Goal of the exercise. Convert the data, from its first line through the line containing "Circle shape: [225, 19, 250, 51]", inclusive, into a Markdown table with the columns "No." and "Entry", numbering each line and leaving out blank lines.

Records for the task.
==================================================

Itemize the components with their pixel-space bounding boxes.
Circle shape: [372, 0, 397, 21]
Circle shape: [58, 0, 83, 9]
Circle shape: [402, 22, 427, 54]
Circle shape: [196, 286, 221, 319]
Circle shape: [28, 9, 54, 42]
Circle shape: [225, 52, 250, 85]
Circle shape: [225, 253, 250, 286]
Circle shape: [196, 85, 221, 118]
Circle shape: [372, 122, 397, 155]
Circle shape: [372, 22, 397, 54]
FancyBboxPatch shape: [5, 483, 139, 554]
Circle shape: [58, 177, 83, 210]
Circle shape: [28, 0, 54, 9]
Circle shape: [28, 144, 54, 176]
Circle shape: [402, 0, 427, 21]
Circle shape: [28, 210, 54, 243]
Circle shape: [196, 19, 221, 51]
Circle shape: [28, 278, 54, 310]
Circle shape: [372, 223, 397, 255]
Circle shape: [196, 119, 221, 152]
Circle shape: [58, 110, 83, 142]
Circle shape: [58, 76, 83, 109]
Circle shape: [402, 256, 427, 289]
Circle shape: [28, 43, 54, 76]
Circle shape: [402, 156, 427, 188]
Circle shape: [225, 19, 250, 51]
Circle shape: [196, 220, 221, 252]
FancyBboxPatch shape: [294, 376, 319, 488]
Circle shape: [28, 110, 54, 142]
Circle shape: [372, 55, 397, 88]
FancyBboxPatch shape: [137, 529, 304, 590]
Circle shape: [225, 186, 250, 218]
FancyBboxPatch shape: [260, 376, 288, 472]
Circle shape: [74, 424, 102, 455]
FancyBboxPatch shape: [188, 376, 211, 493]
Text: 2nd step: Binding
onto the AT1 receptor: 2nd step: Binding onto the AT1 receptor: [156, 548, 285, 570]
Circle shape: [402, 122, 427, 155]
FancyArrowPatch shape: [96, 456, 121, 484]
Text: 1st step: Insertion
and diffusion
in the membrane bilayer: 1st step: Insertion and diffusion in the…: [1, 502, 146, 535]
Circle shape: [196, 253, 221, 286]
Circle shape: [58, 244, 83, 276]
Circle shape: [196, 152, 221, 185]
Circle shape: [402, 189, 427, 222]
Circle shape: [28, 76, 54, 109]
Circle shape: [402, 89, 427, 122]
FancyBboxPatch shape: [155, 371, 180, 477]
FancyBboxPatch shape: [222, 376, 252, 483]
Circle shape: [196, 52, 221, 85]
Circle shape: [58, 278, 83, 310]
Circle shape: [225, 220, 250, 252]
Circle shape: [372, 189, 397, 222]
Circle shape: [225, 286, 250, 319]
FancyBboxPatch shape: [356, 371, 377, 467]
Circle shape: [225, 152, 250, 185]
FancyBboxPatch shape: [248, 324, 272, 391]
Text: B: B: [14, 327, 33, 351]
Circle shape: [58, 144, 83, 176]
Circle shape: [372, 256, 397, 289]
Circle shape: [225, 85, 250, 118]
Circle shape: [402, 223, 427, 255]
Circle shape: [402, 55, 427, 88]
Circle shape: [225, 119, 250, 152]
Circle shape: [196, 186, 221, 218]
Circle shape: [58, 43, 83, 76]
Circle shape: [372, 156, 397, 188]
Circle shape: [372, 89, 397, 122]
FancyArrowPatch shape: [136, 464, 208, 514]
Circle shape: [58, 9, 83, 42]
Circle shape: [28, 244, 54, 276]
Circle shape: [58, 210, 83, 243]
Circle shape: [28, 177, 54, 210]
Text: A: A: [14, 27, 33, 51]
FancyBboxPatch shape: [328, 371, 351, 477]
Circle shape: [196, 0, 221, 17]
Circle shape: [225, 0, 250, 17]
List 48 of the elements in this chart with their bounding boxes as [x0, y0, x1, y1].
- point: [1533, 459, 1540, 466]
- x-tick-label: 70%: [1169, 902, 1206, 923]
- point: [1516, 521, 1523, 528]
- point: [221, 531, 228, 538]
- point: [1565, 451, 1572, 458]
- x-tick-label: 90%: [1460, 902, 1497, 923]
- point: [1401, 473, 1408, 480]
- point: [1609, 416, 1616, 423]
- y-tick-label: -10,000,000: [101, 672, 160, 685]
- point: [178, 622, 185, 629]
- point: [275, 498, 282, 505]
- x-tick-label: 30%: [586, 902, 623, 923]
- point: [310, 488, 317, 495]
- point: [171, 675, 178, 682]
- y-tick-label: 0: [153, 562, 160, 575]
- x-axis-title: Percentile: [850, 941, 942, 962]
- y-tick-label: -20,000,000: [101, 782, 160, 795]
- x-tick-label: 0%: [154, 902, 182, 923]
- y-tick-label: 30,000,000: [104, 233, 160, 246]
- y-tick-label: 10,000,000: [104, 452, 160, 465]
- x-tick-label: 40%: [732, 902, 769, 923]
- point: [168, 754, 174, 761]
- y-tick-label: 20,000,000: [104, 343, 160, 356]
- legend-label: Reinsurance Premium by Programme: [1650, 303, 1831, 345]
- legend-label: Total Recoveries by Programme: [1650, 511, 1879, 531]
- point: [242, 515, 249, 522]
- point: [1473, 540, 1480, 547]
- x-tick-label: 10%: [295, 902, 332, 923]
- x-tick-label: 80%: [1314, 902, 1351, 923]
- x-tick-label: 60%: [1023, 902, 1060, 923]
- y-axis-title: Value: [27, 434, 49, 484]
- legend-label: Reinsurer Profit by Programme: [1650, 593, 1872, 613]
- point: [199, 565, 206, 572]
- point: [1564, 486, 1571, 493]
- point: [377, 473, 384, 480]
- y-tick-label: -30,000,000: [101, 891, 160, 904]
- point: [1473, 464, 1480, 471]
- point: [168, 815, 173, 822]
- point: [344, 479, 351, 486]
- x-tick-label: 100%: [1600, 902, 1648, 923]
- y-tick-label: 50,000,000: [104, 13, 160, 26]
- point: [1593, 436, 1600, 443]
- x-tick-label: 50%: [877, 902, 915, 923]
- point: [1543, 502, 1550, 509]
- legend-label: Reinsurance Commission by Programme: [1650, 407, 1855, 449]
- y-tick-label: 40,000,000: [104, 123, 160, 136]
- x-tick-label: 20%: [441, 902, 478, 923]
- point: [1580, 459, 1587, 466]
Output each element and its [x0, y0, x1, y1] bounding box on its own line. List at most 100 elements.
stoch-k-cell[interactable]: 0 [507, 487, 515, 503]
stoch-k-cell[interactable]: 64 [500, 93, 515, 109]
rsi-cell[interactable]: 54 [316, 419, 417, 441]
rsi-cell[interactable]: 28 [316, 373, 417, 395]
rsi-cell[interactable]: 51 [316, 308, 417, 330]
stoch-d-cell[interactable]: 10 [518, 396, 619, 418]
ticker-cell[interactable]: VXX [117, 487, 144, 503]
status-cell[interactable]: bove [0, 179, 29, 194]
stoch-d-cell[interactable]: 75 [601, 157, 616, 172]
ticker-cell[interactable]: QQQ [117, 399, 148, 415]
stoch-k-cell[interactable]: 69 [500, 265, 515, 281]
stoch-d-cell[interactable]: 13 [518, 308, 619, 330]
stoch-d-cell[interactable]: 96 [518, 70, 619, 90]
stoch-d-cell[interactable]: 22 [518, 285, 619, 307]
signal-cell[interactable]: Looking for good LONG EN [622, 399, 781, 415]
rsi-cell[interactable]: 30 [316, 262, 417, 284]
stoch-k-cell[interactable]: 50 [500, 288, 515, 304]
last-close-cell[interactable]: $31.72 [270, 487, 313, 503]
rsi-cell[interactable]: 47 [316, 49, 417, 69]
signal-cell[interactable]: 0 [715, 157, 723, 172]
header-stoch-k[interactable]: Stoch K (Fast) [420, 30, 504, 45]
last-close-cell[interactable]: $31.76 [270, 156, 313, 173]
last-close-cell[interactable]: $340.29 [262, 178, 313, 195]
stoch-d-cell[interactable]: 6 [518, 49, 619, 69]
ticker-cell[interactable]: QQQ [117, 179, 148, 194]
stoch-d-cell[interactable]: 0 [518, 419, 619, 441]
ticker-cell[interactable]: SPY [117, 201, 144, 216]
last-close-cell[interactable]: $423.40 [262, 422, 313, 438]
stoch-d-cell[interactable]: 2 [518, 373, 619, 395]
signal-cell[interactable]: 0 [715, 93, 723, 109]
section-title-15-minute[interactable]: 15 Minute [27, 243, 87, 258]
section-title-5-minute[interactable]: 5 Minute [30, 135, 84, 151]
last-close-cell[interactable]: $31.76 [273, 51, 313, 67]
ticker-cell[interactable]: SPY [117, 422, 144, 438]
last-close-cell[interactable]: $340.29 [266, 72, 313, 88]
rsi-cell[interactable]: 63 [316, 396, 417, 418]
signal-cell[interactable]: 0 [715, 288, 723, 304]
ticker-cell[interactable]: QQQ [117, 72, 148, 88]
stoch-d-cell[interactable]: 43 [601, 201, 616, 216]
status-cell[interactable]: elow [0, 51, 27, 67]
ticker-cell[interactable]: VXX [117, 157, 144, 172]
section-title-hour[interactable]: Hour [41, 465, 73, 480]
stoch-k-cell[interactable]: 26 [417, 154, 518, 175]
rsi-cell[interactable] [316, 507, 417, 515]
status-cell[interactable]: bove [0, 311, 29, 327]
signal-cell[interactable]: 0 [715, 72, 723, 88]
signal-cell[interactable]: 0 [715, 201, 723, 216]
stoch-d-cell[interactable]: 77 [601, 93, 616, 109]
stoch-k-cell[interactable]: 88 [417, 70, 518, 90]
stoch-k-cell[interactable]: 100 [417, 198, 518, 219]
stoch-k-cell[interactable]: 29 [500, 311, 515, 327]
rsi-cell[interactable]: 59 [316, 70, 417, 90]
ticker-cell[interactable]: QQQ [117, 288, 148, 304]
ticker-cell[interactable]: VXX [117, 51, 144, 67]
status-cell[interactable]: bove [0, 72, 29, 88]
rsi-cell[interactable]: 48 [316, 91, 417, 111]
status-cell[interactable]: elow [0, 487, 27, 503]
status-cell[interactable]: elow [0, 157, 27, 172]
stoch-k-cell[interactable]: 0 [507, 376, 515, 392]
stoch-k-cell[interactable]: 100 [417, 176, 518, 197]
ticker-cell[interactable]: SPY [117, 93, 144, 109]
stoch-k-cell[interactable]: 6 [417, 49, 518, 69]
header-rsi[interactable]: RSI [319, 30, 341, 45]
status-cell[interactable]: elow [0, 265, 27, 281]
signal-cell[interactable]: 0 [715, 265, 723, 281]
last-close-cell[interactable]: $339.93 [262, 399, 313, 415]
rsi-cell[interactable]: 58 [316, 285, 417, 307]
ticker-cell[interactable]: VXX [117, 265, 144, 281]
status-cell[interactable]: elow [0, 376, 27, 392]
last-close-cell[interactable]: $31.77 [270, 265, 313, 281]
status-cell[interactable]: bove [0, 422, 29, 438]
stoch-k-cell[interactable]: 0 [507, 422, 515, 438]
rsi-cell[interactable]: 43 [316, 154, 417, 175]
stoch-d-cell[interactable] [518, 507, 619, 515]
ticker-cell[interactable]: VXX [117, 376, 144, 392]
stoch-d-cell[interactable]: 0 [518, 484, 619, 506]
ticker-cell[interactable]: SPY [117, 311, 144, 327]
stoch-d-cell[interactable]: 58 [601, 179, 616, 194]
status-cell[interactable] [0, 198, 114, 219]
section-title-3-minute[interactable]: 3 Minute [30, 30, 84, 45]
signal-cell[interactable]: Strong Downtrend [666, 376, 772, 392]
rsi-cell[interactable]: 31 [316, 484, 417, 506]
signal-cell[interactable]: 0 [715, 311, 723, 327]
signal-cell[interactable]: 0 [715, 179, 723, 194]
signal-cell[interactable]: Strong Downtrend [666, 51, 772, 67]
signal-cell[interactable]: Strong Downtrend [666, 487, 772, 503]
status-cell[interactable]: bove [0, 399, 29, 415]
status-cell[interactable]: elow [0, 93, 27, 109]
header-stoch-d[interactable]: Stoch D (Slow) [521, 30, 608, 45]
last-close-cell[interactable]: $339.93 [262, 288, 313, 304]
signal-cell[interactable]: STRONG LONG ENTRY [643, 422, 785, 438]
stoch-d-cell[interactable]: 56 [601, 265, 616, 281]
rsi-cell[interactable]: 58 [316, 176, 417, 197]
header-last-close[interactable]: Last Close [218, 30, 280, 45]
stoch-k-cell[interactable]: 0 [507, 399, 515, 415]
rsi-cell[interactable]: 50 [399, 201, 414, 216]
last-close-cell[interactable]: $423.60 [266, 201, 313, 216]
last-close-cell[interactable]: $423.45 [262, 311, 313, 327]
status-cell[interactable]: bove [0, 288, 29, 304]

==================================================

Exercise solution.
| No. | Entry |
|---|---|
| 1 | Itemize the components with their pixel-space bounding boxes. |
| 2 | Circle shape: [372, 0, 397, 21] |
| 3 | Circle shape: [58, 0, 83, 9] |
| 4 | Circle shape: [402, 22, 427, 54] |
| 5 | Circle shape: [196, 286, 221, 319] |
| 6 | Circle shape: [28, 9, 54, 42] |
| 7 | Circle shape: [225, 52, 250, 85] |
| 8 | Circle shape: [225, 253, 250, 286] |
| 9 | Circle shape: [196, 85, 221, 118] |
| 10 | Circle shape: [372, 122, 397, 155] |
| 11 | Circle shape: [372, 22, 397, 54] |
| 12 | FancyBboxPatch shape: [5, 483, 139, 554] |
| 13 | Circle shape: [58, 177, 83, 210] |
| 14 | Circle shape: [28, 0, 54, 9] |
| 15 | Circle shape: [28, 144, 54, 176] |
| 16 | Circle shape: [402, 0, 427, 21] |
| 17 | Circle shape: [28, 210, 54, 243] |
| 18 | Circle shape: [196, 19, 221, 51] |
| 19 | Circle shape: [28, 278, 54, 310] |
| 20 | Circle shape: [372, 223, 397, 255] |
| 21 | Circle shape: [196, 119, 221, 152] |
| 22 | Circle shape: [58, 110, 83, 142] |
| 23 | Circle shape: [58, 76, 83, 109] |
| 24 | Circle shape: [402, 256, 427, 289] |
| 25 | Circle shape: [28, 43, 54, 76] |
| 26 | Circle shape: [402, 156, 427, 188] |
| 27 | Circle shape: [225, 19, 250, 51] |